((

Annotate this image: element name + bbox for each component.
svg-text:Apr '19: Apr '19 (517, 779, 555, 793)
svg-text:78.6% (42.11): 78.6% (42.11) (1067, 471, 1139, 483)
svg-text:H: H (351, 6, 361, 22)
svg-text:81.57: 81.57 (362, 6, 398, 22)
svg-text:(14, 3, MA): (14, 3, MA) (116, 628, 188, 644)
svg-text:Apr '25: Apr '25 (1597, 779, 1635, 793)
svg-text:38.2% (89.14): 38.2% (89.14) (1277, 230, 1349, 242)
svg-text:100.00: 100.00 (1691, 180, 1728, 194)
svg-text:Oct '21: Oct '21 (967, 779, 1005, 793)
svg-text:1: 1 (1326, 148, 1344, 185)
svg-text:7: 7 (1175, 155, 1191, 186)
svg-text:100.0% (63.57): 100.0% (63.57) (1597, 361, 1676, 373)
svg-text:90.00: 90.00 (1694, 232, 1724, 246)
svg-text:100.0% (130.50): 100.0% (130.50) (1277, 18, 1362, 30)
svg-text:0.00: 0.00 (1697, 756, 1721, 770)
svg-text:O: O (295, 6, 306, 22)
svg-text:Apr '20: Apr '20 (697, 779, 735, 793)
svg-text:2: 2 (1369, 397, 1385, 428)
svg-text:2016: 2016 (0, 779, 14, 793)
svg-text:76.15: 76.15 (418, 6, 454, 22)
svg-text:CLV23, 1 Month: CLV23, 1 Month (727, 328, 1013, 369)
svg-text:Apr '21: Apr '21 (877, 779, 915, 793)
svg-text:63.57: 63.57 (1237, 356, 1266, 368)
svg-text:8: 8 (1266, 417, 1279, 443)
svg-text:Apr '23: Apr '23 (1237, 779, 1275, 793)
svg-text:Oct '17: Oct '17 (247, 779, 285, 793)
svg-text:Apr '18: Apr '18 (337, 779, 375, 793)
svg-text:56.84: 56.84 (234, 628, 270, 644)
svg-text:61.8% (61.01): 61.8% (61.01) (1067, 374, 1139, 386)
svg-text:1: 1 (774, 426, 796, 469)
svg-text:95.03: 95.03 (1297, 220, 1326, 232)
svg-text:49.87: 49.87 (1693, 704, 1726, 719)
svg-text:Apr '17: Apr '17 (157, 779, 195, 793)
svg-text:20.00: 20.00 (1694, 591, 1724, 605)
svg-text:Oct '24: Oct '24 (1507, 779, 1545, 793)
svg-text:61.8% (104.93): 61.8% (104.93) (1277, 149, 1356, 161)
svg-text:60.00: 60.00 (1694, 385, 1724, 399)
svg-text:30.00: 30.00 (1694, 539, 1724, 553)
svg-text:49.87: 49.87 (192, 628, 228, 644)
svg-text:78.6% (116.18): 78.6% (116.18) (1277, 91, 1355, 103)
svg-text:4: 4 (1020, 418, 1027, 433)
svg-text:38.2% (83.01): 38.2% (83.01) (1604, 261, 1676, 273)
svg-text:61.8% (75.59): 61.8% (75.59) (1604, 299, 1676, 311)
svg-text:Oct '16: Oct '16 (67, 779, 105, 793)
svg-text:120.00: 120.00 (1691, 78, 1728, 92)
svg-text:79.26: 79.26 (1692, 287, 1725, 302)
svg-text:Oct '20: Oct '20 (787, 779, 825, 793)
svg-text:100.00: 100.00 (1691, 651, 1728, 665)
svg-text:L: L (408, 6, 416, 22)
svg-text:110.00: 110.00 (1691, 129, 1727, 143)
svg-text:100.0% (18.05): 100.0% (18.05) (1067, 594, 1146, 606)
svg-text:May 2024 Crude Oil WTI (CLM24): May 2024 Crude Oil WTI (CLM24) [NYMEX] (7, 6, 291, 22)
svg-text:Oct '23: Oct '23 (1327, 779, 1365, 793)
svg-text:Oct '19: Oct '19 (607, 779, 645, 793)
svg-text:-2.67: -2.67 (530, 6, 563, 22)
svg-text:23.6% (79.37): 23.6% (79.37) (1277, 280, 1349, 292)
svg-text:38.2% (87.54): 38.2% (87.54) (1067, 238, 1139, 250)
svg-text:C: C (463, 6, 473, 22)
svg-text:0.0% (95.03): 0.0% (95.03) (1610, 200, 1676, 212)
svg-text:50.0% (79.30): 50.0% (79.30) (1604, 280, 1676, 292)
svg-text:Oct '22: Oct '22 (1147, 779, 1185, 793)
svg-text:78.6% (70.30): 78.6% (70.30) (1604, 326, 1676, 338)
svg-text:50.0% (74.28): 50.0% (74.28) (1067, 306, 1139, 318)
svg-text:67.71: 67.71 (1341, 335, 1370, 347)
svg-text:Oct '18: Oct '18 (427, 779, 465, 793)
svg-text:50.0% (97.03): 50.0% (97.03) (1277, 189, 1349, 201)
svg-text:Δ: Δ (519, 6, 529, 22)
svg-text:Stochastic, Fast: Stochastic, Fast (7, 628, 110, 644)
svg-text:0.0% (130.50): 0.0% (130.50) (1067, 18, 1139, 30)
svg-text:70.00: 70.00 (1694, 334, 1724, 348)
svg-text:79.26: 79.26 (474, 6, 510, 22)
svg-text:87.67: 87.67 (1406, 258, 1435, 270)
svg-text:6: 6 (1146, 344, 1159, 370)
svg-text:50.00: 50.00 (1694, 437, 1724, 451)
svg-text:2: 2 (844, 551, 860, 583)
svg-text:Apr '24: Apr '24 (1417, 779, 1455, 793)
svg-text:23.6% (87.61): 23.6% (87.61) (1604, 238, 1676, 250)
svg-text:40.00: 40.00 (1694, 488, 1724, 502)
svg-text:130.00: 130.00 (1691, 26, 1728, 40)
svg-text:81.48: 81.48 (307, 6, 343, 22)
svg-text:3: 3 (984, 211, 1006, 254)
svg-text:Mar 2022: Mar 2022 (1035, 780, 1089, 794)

))

Reproduce the lines of the listing above without any changes.

Annotate this image: element name + bbox for each component.
svg-text:Apr '19: Apr '19 (517, 779, 555, 793)
svg-text:78.6% (42.11): 78.6% (42.11) (1067, 471, 1139, 483)
svg-text:H: H (351, 6, 361, 22)
svg-text:81.57: 81.57 (362, 6, 398, 22)
svg-text:(14, 3, MA): (14, 3, MA) (116, 628, 188, 644)
svg-text:Apr '25: Apr '25 (1597, 779, 1635, 793)
svg-text:38.2% (89.14): 38.2% (89.14) (1277, 230, 1349, 242)
svg-text:100.00: 100.00 (1691, 180, 1728, 194)
svg-text:Oct '21: Oct '21 (967, 779, 1005, 793)
svg-text:1: 1 (1326, 148, 1344, 185)
svg-text:7: 7 (1175, 155, 1191, 186)
svg-text:100.0% (63.57): 100.0% (63.57) (1597, 361, 1676, 373)
svg-text:90.00: 90.00 (1694, 232, 1724, 246)
svg-text:100.0% (130.50): 100.0% (130.50) (1277, 18, 1362, 30)
svg-text:0.00: 0.00 (1697, 756, 1721, 770)
svg-text:O: O (295, 6, 306, 22)
svg-text:Apr '20: Apr '20 (697, 779, 735, 793)
svg-text:2: 2 (1369, 397, 1385, 428)
svg-text:2016: 2016 (0, 779, 14, 793)
svg-text:76.15: 76.15 (418, 6, 454, 22)
svg-text:CLV23, 1 Month: CLV23, 1 Month (727, 328, 1013, 369)
svg-text:Apr '21: Apr '21 (877, 779, 915, 793)
svg-text:63.57: 63.57 (1237, 356, 1266, 368)
svg-text:8: 8 (1266, 417, 1279, 443)
svg-text:Apr '23: Apr '23 (1237, 779, 1275, 793)
svg-text:Oct '17: Oct '17 (247, 779, 285, 793)
svg-text:Apr '18: Apr '18 (337, 779, 375, 793)
svg-text:56.84: 56.84 (234, 628, 270, 644)
svg-text:61.8% (61.01): 61.8% (61.01) (1067, 374, 1139, 386)
svg-text:1: 1 (774, 426, 796, 469)
svg-text:95.03: 95.03 (1297, 220, 1326, 232)
svg-text:49.87: 49.87 (1693, 704, 1726, 719)
svg-text:Apr '17: Apr '17 (157, 779, 195, 793)
svg-text:20.00: 20.00 (1694, 591, 1724, 605)
svg-text:Oct '24: Oct '24 (1507, 779, 1545, 793)
svg-text:61.8% (104.93): 61.8% (104.93) (1277, 149, 1356, 161)
svg-text:60.00: 60.00 (1694, 385, 1724, 399)
svg-text:30.00: 30.00 (1694, 539, 1724, 553)
svg-text:49.87: 49.87 (192, 628, 228, 644)
svg-text:78.6% (116.18): 78.6% (116.18) (1277, 91, 1355, 103)
svg-text:4: 4 (1020, 418, 1027, 433)
svg-text:38.2% (83.01): 38.2% (83.01) (1604, 261, 1676, 273)
svg-text:61.8% (75.59): 61.8% (75.59) (1604, 299, 1676, 311)
svg-text:Oct '16: Oct '16 (67, 779, 105, 793)
svg-text:120.00: 120.00 (1691, 78, 1728, 92)
svg-text:79.26: 79.26 (1692, 287, 1725, 302)
svg-text:Oct '20: Oct '20 (787, 779, 825, 793)
svg-text:100.00: 100.00 (1691, 651, 1728, 665)
svg-text:L: L (408, 6, 416, 22)
svg-text:110.00: 110.00 (1691, 129, 1727, 143)
svg-text:100.0% (18.05): 100.0% (18.05) (1067, 594, 1146, 606)
svg-text:May 2024 Crude Oil WTI (CLM24): May 2024 Crude Oil WTI (CLM24) [NYMEX] (7, 6, 291, 22)
svg-text:Oct '23: Oct '23 (1327, 779, 1365, 793)
svg-text:Oct '19: Oct '19 (607, 779, 645, 793)
svg-text:-2.67: -2.67 (530, 6, 563, 22)
svg-text:23.6% (79.37): 23.6% (79.37) (1277, 280, 1349, 292)
svg-text:38.2% (87.54): 38.2% (87.54) (1067, 238, 1139, 250)
svg-text:C: C (463, 6, 473, 22)
svg-text:0.0% (95.03): 0.0% (95.03) (1610, 200, 1676, 212)
svg-text:50.0% (79.30): 50.0% (79.30) (1604, 280, 1676, 292)
svg-text:Oct '22: Oct '22 (1147, 779, 1185, 793)
svg-text:78.6% (70.30): 78.6% (70.30) (1604, 326, 1676, 338)
svg-text:50.0% (74.28): 50.0% (74.28) (1067, 306, 1139, 318)
svg-text:67.71: 67.71 (1341, 335, 1370, 347)
svg-text:Oct '18: Oct '18 (427, 779, 465, 793)
svg-text:50.0% (97.03): 50.0% (97.03) (1277, 189, 1349, 201)
svg-text:Δ: Δ (519, 6, 529, 22)
svg-text:Stochastic, Fast: Stochastic, Fast (7, 628, 110, 644)
svg-text:0.0% (130.50): 0.0% (130.50) (1067, 18, 1139, 30)
svg-text:70.00: 70.00 (1694, 334, 1724, 348)
svg-text:79.26: 79.26 (474, 6, 510, 22)
svg-text:87.67: 87.67 (1406, 258, 1435, 270)
svg-text:6: 6 (1146, 344, 1159, 370)
svg-text:50.00: 50.00 (1694, 437, 1724, 451)
svg-text:2: 2 (844, 551, 860, 583)
svg-text:Apr '24: Apr '24 (1417, 779, 1455, 793)
svg-text:23.6% (87.61): 23.6% (87.61) (1604, 238, 1676, 250)
svg-text:40.00: 40.00 (1694, 488, 1724, 502)
svg-text:130.00: 130.00 (1691, 26, 1728, 40)
svg-text:81.48: 81.48 (307, 6, 343, 22)
svg-text:3: 3 (984, 211, 1006, 254)
svg-text:Mar 2022: Mar 2022 (1035, 780, 1089, 794)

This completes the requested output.